## WHAT YOU ARE ASKED TO DO
Output the material exactly, but drop every image it holds.

Stored dataset items:

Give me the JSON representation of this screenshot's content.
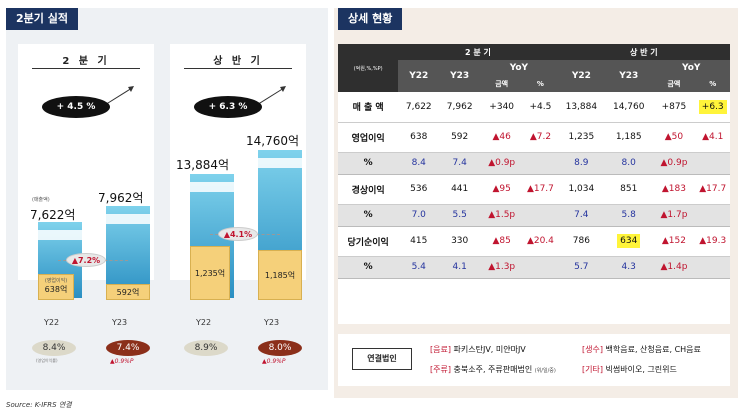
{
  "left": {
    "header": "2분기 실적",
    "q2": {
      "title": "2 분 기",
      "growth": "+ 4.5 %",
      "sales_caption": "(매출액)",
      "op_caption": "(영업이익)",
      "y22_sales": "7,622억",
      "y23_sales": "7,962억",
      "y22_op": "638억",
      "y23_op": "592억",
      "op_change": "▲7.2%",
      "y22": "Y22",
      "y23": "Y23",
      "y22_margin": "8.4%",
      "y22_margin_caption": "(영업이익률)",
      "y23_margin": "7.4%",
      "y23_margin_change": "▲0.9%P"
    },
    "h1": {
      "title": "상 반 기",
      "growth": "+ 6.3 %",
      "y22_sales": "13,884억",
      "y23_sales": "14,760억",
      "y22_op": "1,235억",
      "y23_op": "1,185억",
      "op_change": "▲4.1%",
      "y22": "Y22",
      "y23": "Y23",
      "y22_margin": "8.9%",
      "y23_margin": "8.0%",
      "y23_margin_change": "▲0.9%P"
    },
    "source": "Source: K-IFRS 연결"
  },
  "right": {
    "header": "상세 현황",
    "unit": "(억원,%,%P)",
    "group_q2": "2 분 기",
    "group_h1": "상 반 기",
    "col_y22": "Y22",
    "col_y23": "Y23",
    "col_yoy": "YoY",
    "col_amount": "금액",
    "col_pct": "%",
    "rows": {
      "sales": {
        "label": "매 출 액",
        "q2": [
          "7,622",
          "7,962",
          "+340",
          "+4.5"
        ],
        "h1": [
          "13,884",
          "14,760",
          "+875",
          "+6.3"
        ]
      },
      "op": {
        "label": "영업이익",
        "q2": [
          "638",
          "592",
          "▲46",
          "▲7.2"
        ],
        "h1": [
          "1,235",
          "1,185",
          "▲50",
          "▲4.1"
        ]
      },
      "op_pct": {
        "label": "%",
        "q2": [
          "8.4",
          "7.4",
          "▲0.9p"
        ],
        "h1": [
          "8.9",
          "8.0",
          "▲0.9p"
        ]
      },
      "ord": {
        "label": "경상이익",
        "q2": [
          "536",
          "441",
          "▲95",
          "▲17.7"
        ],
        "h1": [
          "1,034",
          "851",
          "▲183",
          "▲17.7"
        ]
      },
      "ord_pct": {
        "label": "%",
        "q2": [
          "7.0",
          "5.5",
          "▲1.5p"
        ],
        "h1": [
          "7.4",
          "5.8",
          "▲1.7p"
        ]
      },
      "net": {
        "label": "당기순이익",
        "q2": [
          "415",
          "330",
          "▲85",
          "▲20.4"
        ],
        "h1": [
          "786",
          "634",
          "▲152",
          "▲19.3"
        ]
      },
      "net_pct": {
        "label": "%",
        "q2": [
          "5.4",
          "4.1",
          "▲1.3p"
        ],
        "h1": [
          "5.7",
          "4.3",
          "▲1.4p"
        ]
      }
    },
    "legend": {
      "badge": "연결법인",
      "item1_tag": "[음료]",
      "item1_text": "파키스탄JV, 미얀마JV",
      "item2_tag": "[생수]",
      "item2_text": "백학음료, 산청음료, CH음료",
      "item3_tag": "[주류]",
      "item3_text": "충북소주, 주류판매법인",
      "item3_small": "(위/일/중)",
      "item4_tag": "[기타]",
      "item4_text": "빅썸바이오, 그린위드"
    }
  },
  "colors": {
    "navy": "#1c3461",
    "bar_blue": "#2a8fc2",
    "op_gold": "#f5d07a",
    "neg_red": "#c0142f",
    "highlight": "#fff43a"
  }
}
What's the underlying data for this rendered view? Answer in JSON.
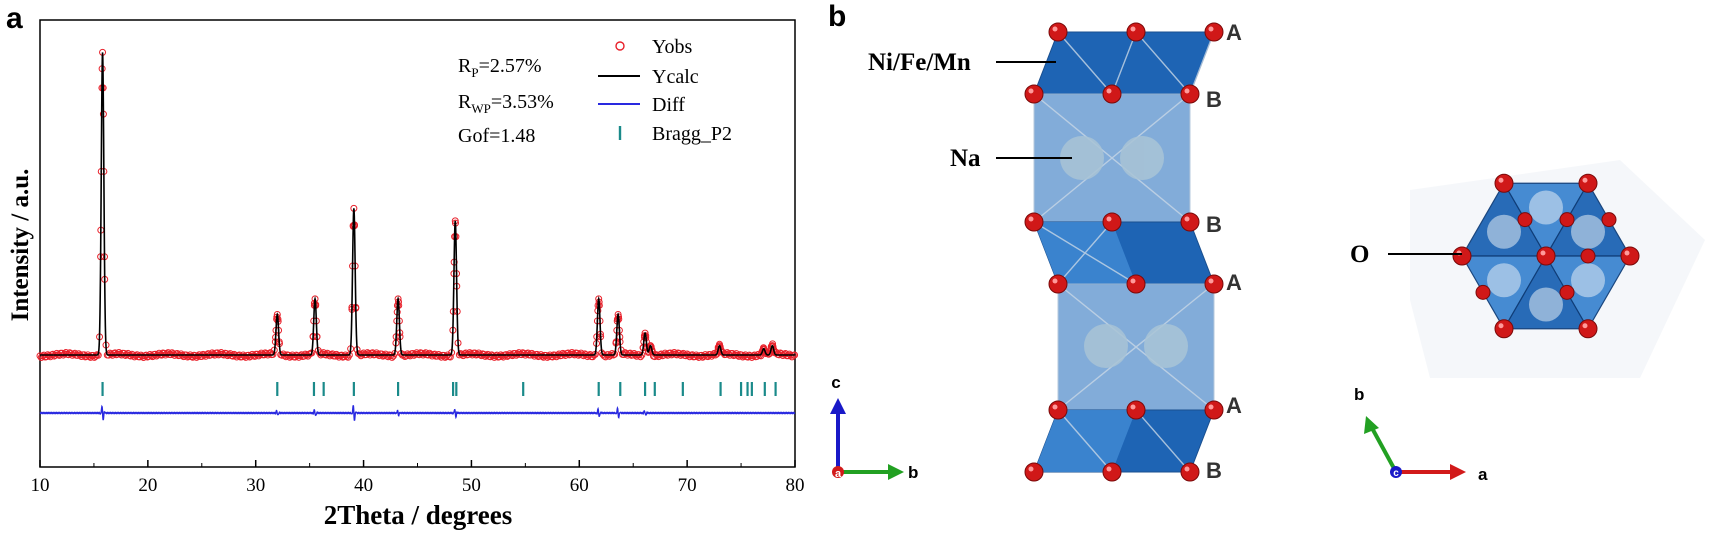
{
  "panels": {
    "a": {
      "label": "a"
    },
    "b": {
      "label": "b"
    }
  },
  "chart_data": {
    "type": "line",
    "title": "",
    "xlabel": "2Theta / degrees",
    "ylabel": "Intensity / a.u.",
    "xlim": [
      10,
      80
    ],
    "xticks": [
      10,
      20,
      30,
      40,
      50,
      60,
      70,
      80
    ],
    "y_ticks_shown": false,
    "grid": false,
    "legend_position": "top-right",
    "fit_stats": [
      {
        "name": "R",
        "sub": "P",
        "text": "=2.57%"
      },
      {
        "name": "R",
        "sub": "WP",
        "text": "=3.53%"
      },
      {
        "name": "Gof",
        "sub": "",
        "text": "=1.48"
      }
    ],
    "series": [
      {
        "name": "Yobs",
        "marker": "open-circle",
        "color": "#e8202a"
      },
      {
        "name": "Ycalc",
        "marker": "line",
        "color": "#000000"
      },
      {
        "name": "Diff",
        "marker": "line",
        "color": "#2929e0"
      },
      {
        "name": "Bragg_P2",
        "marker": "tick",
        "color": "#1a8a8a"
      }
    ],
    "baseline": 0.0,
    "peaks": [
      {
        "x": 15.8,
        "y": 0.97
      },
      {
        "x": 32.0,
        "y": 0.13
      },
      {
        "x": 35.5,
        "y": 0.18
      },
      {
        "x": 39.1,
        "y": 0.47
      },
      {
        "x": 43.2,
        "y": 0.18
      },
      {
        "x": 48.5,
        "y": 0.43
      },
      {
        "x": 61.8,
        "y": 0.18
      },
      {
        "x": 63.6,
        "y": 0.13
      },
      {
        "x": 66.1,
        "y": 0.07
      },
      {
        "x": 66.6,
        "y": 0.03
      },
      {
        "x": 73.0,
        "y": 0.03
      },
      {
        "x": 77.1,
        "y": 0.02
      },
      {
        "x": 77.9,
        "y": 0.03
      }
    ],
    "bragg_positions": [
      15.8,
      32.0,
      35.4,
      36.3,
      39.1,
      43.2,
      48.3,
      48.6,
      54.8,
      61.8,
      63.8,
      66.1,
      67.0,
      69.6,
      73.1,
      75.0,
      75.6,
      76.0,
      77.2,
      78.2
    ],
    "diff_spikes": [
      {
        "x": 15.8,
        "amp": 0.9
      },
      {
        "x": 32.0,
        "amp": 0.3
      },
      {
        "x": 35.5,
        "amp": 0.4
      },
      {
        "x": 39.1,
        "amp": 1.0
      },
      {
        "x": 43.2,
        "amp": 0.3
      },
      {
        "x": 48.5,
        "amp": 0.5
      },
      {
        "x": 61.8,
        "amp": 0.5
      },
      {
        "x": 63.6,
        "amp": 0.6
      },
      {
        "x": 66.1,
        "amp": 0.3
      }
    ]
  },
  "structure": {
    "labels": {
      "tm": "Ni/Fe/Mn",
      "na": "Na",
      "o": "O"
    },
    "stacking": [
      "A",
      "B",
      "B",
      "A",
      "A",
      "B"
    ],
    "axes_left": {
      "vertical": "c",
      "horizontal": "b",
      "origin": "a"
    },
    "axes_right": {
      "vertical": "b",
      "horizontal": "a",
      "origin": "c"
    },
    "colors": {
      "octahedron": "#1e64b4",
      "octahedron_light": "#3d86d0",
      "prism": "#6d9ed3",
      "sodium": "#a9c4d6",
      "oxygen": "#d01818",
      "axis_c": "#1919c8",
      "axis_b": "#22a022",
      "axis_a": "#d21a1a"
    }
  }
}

## THE COMPLETED TASK
Give me the JSON representation of this screenshot's content.
{
  "left": {
    "header": "2분기 실적",
    "q2": {
      "title": "2 분 기",
      "growth": "+ 4.5 %",
      "sales_caption": "(매출액)",
      "op_caption": "(영업이익)",
      "y22_sales": "7,622억",
      "y23_sales": "7,962억",
      "y22_op": "638억",
      "y23_op": "592억",
      "op_change": "▲7.2%",
      "y22": "Y22",
      "y23": "Y23",
      "y22_margin": "8.4%",
      "y22_margin_caption": "(영업이익률)",
      "y23_margin": "7.4%",
      "y23_margin_change": "▲0.9%P"
    },
    "h1": {
      "title": "상 반 기",
      "growth": "+ 6.3 %",
      "y22_sales": "13,884억",
      "y23_sales": "14,760억",
      "y22_op": "1,235억",
      "y23_op": "1,185억",
      "op_change": "▲4.1%",
      "y22": "Y22",
      "y23": "Y23",
      "y22_margin": "8.9%",
      "y23_margin": "8.0%",
      "y23_margin_change": "▲0.9%P"
    },
    "source": "Source: K-IFRS 연결"
  },
  "right": {
    "header": "상세 현황",
    "unit": "(억원,%,%P)",
    "group_q2": "2 분 기",
    "group_h1": "상 반 기",
    "col_y22": "Y22",
    "col_y23": "Y23",
    "col_yoy": "YoY",
    "col_amount": "금액",
    "col_pct": "%",
    "rows": {
      "sales": {
        "label": "매 출 액",
        "q2": [
          "7,622",
          "7,962",
          "+340",
          "+4.5"
        ],
        "h1": [
          "13,884",
          "14,760",
          "+875",
          "+6.3"
        ]
      },
      "op": {
        "label": "영업이익",
        "q2": [
          "638",
          "592",
          "▲46",
          "▲7.2"
        ],
        "h1": [
          "1,235",
          "1,185",
          "▲50",
          "▲4.1"
        ]
      },
      "op_pct": {
        "label": "%",
        "q2": [
          "8.4",
          "7.4",
          "▲0.9p"
        ],
        "h1": [
          "8.9",
          "8.0",
          "▲0.9p"
        ]
      },
      "ord": {
        "label": "경상이익",
        "q2": [
          "536",
          "441",
          "▲95",
          "▲17.7"
        ],
        "h1": [
          "1,034",
          "851",
          "▲183",
          "▲17.7"
        ]
      },
      "ord_pct": {
        "label": "%",
        "q2": [
          "7.0",
          "5.5",
          "▲1.5p"
        ],
        "h1": [
          "7.4",
          "5.8",
          "▲1.7p"
        ]
      },
      "net": {
        "label": "당기순이익",
        "q2": [
          "415",
          "330",
          "▲85",
          "▲20.4"
        ],
        "h1": [
          "786",
          "634",
          "▲152",
          "▲19.3"
        ]
      },
      "net_pct": {
        "label": "%",
        "q2": [
          "5.4",
          "4.1",
          "▲1.3p"
        ],
        "h1": [
          "5.7",
          "4.3",
          "▲1.4p"
        ]
      }
    },
    "legend": {
      "badge": "연결법인",
      "item1_tag": "[음료]",
      "item1_text": "파키스탄JV, 미얀마JV",
      "item2_tag": "[생수]",
      "item2_text": "백학음료, 산청음료, CH음료",
      "item3_tag": "[주류]",
      "item3_text": "충북소주, 주류판매법인",
      "item3_small": "(위/일/중)",
      "item4_tag": "[기타]",
      "item4_text": "빅썸바이오, 그린위드"
    }
  },
  "colors": {
    "navy": "#1c3461",
    "bar_blue": "#2a8fc2",
    "op_gold": "#f5d07a",
    "neg_red": "#c0142f",
    "highlight": "#fff43a"
  }
}
What's the underlying data for this rendered view? Answer in JSON.
{
  "panels": {
    "a": {
      "label": "a"
    },
    "b": {
      "label": "b"
    }
  },
  "chart_data": {
    "type": "line",
    "title": "",
    "xlabel": "2Theta / degrees",
    "ylabel": "Intensity / a.u.",
    "xlim": [
      10,
      80
    ],
    "xticks": [
      10,
      20,
      30,
      40,
      50,
      60,
      70,
      80
    ],
    "y_ticks_shown": false,
    "grid": false,
    "legend_position": "top-right",
    "fit_stats": [
      {
        "name": "R",
        "sub": "P",
        "text": "=2.57%"
      },
      {
        "name": "R",
        "sub": "WP",
        "text": "=3.53%"
      },
      {
        "name": "Gof",
        "sub": "",
        "text": "=1.48"
      }
    ],
    "series": [
      {
        "name": "Yobs",
        "marker": "open-circle",
        "color": "#e8202a"
      },
      {
        "name": "Ycalc",
        "marker": "line",
        "color": "#000000"
      },
      {
        "name": "Diff",
        "marker": "line",
        "color": "#2929e0"
      },
      {
        "name": "Bragg_P2",
        "marker": "tick",
        "color": "#1a8a8a"
      }
    ],
    "baseline": 0.0,
    "peaks": [
      {
        "x": 15.8,
        "y": 0.97
      },
      {
        "x": 32.0,
        "y": 0.13
      },
      {
        "x": 35.5,
        "y": 0.18
      },
      {
        "x": 39.1,
        "y": 0.47
      },
      {
        "x": 43.2,
        "y": 0.18
      },
      {
        "x": 48.5,
        "y": 0.43
      },
      {
        "x": 61.8,
        "y": 0.18
      },
      {
        "x": 63.6,
        "y": 0.13
      },
      {
        "x": 66.1,
        "y": 0.07
      },
      {
        "x": 66.6,
        "y": 0.03
      },
      {
        "x": 73.0,
        "y": 0.03
      },
      {
        "x": 77.1,
        "y": 0.02
      },
      {
        "x": 77.9,
        "y": 0.03
      }
    ],
    "bragg_positions": [
      15.8,
      32.0,
      35.4,
      36.3,
      39.1,
      43.2,
      48.3,
      48.6,
      54.8,
      61.8,
      63.8,
      66.1,
      67.0,
      69.6,
      73.1,
      75.0,
      75.6,
      76.0,
      77.2,
      78.2
    ],
    "diff_spikes": [
      {
        "x": 15.8,
        "amp": 0.9
      },
      {
        "x": 32.0,
        "amp": 0.3
      },
      {
        "x": 35.5,
        "amp": 0.4
      },
      {
        "x": 39.1,
        "amp": 1.0
      },
      {
        "x": 43.2,
        "amp": 0.3
      },
      {
        "x": 48.5,
        "amp": 0.5
      },
      {
        "x": 61.8,
        "amp": 0.5
      },
      {
        "x": 63.6,
        "amp": 0.6
      },
      {
        "x": 66.1,
        "amp": 0.3
      }
    ]
  },
  "structure": {
    "labels": {
      "tm": "Ni/Fe/Mn",
      "na": "Na",
      "o": "O"
    },
    "stacking": [
      "A",
      "B",
      "B",
      "A",
      "A",
      "B"
    ],
    "axes_left": {
      "vertical": "c",
      "horizontal": "b",
      "origin": "a"
    },
    "axes_right": {
      "vertical": "b",
      "horizontal": "a",
      "origin": "c"
    },
    "colors": {
      "octahedron": "#1e64b4",
      "octahedron_light": "#3d86d0",
      "prism": "#6d9ed3",
      "sodium": "#a9c4d6",
      "oxygen": "#d01818",
      "axis_c": "#1919c8",
      "axis_b": "#22a022",
      "axis_a": "#d21a1a"
    }
  }
}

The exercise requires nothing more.